[Data records]
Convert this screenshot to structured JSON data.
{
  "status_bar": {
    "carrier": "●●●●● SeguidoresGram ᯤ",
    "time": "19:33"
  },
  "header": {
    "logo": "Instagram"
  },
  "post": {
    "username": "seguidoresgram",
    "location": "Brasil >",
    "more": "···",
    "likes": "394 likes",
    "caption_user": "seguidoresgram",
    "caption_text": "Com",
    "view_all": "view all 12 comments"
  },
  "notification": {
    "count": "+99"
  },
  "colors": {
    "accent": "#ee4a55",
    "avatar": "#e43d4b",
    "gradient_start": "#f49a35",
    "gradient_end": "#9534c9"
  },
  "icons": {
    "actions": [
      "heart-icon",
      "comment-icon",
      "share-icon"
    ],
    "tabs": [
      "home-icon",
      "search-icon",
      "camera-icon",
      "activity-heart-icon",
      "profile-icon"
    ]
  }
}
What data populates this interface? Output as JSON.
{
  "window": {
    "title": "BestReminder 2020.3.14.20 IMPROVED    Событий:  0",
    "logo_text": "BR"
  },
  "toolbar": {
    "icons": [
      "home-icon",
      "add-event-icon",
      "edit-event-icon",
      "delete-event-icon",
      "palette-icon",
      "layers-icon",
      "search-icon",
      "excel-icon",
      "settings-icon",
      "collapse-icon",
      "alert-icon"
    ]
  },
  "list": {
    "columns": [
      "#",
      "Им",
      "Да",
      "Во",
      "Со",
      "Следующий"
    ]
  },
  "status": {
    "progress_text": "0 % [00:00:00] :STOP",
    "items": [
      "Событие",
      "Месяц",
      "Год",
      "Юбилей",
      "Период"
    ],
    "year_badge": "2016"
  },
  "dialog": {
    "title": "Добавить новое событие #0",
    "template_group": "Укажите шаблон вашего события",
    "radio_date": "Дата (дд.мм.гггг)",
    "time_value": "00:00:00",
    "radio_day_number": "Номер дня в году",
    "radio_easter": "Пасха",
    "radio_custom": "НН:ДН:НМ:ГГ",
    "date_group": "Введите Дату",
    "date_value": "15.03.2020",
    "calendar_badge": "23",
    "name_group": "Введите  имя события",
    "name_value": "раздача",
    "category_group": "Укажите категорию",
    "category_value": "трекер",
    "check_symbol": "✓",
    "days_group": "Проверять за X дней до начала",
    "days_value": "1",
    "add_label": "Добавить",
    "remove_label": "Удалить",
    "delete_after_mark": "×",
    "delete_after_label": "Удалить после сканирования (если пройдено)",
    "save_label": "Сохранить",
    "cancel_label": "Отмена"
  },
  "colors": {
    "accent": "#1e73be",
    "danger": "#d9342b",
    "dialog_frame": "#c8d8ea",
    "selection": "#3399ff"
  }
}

Exercise requirements — Please output the complete data exactly.

Complete answer —
Convert this screenshot to structured JSON data.
{
  "status_bar": {
    "carrier": "●●●●● SeguidoresGram ᯤ",
    "time": "19:33"
  },
  "header": {
    "logo": "Instagram"
  },
  "post": {
    "username": "seguidoresgram",
    "location": "Brasil >",
    "more": "···",
    "likes": "394 likes",
    "caption_user": "seguidoresgram",
    "caption_text": "Com",
    "view_all": "view all 12 comments"
  },
  "notification": {
    "count": "+99"
  },
  "colors": {
    "accent": "#ee4a55",
    "avatar": "#e43d4b",
    "gradient_start": "#f49a35",
    "gradient_end": "#9534c9"
  },
  "icons": {
    "actions": [
      "heart-icon",
      "comment-icon",
      "share-icon"
    ],
    "tabs": [
      "home-icon",
      "search-icon",
      "camera-icon",
      "activity-heart-icon",
      "profile-icon"
    ]
  }
}
What data populates this interface? Output as JSON.
{
  "window": {
    "title": "BestReminder 2020.3.14.20 IMPROVED    Событий:  0",
    "logo_text": "BR"
  },
  "toolbar": {
    "icons": [
      "home-icon",
      "add-event-icon",
      "edit-event-icon",
      "delete-event-icon",
      "palette-icon",
      "layers-icon",
      "search-icon",
      "excel-icon",
      "settings-icon",
      "collapse-icon",
      "alert-icon"
    ]
  },
  "list": {
    "columns": [
      "#",
      "Им",
      "Да",
      "Во",
      "Со",
      "Следующий"
    ]
  },
  "status": {
    "progress_text": "0 % [00:00:00] :STOP",
    "items": [
      "Событие",
      "Месяц",
      "Год",
      "Юбилей",
      "Период"
    ],
    "year_badge": "2016"
  },
  "dialog": {
    "title": "Добавить новое событие #0",
    "template_group": "Укажите шаблон вашего события",
    "radio_date": "Дата (дд.мм.гггг)",
    "time_value": "00:00:00",
    "radio_day_number": "Номер дня в году",
    "radio_easter": "Пасха",
    "radio_custom": "НН:ДН:НМ:ГГ",
    "date_group": "Введите Дату",
    "date_value": "15.03.2020",
    "calendar_badge": "23",
    "name_group": "Введите  имя события",
    "name_value": "раздача",
    "category_group": "Укажите категорию",
    "category_value": "трекер",
    "check_symbol": "✓",
    "days_group": "Проверять за X дней до начала",
    "days_value": "1",
    "add_label": "Добавить",
    "remove_label": "Удалить",
    "delete_after_mark": "×",
    "delete_after_label": "Удалить после сканирования (если пройдено)",
    "save_label": "Сохранить",
    "cancel_label": "Отмена"
  },
  "colors": {
    "accent": "#1e73be",
    "danger": "#d9342b",
    "dialog_frame": "#c8d8ea",
    "selection": "#3399ff"
  }
}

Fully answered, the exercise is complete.